--- Passage given ---
Start

China has trade leverage. EU is not negotiating from a position of strength.
Apple's main strategy back when Cambridge analytica incident happened was that they're privacy first company. Clearly, they were not and this incident just shows they only talked the talk as long as it was convenient for them
> EU is not negotiating from a position of strength.
This is starting to become apparent in a variety of aspects of life. The past 2 or 3 decades the EU (and most of the world) has sort of ignored "might makes right" in favor of mutual respect.
However, when shit hits the fan, you need to negotiate from a strong position like you've said and the EU lacks that -- customers, supply chains, military, economic, you name it.
Oh no... I am sure it won't be like the last 80 times one of the big tech companies threatened to leave the market.
This is great so long as the EU keeps its spine and doesn’t budge. Apple has behaved like a petulant child with the DMA and there’s zero chance their shareholders will willingly drop such a significant revenue %. The EU holds a lot of sway here, just don’t blink first please.

End

--- Data excerpts ---
Start

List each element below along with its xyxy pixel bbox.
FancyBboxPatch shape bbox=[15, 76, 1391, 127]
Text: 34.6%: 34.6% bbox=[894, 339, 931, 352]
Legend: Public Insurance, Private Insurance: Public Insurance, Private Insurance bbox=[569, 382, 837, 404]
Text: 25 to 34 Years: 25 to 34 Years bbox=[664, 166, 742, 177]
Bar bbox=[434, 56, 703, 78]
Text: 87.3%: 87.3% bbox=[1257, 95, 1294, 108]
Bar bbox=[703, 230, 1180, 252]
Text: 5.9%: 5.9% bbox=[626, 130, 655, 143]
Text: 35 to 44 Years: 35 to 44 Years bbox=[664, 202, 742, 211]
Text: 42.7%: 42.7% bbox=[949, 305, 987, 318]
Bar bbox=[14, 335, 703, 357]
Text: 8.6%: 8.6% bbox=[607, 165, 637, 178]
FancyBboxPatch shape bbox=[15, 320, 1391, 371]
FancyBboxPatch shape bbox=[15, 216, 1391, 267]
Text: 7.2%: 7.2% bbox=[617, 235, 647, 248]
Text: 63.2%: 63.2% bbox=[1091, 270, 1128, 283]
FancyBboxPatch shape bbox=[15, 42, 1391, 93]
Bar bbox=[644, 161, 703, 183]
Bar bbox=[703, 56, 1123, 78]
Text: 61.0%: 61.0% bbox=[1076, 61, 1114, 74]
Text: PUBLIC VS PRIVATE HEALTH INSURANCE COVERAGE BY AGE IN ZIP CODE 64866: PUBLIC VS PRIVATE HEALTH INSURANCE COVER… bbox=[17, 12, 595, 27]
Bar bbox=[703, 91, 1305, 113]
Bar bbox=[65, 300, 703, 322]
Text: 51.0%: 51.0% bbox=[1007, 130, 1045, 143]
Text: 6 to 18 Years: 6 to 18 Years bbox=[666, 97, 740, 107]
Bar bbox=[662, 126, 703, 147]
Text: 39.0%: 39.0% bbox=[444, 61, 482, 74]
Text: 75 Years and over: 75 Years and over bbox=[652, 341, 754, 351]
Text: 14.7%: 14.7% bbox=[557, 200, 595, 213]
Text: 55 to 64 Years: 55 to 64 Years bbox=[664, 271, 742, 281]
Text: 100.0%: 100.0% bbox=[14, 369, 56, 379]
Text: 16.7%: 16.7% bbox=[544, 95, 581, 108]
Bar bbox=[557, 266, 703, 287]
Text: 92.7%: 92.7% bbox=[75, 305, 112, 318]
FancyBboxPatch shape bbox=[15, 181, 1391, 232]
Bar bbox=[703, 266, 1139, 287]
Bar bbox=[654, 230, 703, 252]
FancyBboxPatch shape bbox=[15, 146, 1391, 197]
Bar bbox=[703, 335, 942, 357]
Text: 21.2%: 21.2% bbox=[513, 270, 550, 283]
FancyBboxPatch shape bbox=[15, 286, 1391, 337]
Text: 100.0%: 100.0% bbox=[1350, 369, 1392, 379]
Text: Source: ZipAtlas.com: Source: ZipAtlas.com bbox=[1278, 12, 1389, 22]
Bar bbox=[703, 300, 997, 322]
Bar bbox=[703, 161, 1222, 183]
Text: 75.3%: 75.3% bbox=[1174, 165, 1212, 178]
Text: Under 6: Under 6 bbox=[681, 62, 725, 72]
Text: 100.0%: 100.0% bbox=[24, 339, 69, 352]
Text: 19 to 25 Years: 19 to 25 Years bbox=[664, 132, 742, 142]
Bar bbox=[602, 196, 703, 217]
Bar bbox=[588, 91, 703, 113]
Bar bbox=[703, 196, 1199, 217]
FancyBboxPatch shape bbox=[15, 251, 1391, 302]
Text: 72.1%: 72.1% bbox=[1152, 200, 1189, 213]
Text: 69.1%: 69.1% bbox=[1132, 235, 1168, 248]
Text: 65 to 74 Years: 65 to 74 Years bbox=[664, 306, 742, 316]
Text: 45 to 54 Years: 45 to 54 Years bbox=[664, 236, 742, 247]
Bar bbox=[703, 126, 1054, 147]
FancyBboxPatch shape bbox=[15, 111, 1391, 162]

End

--- Required tasks ---
1 - In the comment thread about Apple and the EU, what was Apple's main strategy when the Cambridge Analytica incident happened?
2 - Quote the comment thread about Apple and the EU word for word, starting at "This is starting" and ending at "blink first please.".
3 - Extend the comment thread about Apple and the EU by writing what comes next after its final comment.
The records have nothing to do with what is asked here.

--- Answers provided ---
1 - Presenting itself as a privacy-first company.

2 -
This is starting to become apparent in a variety of aspects of life. The past 2 or 3 decades the EU (and most of the world) has sort of ignored "might makes right" in favor of mutual respect.
However, when shit hits the fan, you need to negotiate from a strong position like you've said and the EU lacks that -- customers, supply chains, military, economic, you name it.
Oh no... I am sure it won't be like the last 80 times one of the big tech companies threatened to leave the market.
This is great so long as the EU keeps its spine and doesn’t budge. Apple has behaved like a petulant child with the DMA and there’s zero chance their shareholders will willingly drop such a significant revenue %. The EU holds a lot of sway here, just don’t blink first please.

3 -
EU is about 7% of Apple's revenue. Opening up the platform and allowing interoperability may actually harm more than that, I can envision a situation where Apple would actually be better off just pulling out.
I believe that 7% is just App Store [1]? Including hardware it’d be much more significant.
[1] https://techcrunch.com/2024/02/01/apple-says-eu-represents-7...
> disrupting the seamless way Apple products work together
this defense argument seems really counter productive as it feels exactly the point of antitrust laws.
Just like disrupting the seamless way internet explorer worked together with Windows was exactly the point.
Also the "Pornography, in my iPhone?!" has meme potential.
Empty threat.
Apple is answerable to shareholders and the EU is too big a market to exit. But if they do - great! Imagine the exciting industry that will flourish without them!
Tragic how much goodwill Apple has squandered.
Pretty scary for Apple shareholders. They're basically saying that the extremely expensive hardware alone isn't enough to make a profit anymore? They're that reliant on the app store monopoly now?
They're reliant on ecosystem lock-in. An iPhone begets AirPods, Mac, iPad, Watch and Services (Apple Music, TV+, etc.).
I use and like my macbooks, but the only reason I remain on iOS is for the integration. Auto switching with airpods, continuity camera, universal control, shared clipboard, etc.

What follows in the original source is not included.